── Data entries ──

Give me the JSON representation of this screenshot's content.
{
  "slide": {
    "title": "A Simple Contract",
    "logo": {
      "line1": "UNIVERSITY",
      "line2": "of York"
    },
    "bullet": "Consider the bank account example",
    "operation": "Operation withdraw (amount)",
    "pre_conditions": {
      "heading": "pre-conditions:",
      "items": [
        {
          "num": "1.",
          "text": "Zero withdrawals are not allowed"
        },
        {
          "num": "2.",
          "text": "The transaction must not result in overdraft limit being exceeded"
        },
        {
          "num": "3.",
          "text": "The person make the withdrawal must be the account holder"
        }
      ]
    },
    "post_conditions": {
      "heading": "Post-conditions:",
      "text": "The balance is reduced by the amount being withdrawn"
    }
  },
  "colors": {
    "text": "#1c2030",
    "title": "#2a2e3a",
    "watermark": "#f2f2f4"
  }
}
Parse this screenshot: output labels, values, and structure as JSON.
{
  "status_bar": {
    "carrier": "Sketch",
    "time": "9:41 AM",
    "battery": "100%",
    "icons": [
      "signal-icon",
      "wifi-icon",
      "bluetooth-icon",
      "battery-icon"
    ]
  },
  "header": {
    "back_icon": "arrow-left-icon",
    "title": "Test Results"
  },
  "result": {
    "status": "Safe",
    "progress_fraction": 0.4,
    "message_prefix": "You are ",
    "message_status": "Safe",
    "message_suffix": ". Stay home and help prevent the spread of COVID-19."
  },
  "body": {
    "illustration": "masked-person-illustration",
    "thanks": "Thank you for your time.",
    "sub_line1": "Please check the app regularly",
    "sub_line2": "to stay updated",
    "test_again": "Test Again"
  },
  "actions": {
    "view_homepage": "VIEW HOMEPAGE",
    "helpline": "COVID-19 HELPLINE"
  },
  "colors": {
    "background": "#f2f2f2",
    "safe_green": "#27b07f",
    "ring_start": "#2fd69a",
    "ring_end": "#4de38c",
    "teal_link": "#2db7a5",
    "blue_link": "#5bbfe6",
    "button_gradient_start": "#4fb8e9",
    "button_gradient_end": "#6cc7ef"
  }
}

───

What to work on:
In the records above, return only the line that contains "Parse this screenshot: output" and every line after it through the last, exactly as they appear.

Problem solution:
Parse this screenshot: output labels, values, and structure as JSON.
{
  "status_bar": {
    "carrier": "Sketch",
    "time": "9:41 AM",
    "battery": "100%",
    "icons": [
      "signal-icon",
      "wifi-icon",
      "bluetooth-icon",
      "battery-icon"
    ]
  },
  "header": {
    "back_icon": "arrow-left-icon",
    "title": "Test Results"
  },
  "result": {
    "status": "Safe",
    "progress_fraction": 0.4,
    "message_prefix": "You are ",
    "message_status": "Safe",
    "message_suffix": ". Stay home and help prevent the spread of COVID-19."
  },
  "body": {
    "illustration": "masked-person-illustration",
    "thanks": "Thank you for your time.",
    "sub_line1": "Please check the app regularly",
    "sub_line2": "to stay updated",
    "test_again": "Test Again"
  },
  "actions": {
    "view_homepage": "VIEW HOMEPAGE",
    "helpline": "COVID-19 HELPLINE"
  },
  "colors": {
    "background": "#f2f2f2",
    "safe_green": "#27b07f",
    "ring_start": "#2fd69a",
    "ring_end": "#4de38c",
    "teal_link": "#2db7a5",
    "blue_link": "#5bbfe6",
    "button_gradient_start": "#4fb8e9",
    "button_gradient_end": "#6cc7ef"
  }
}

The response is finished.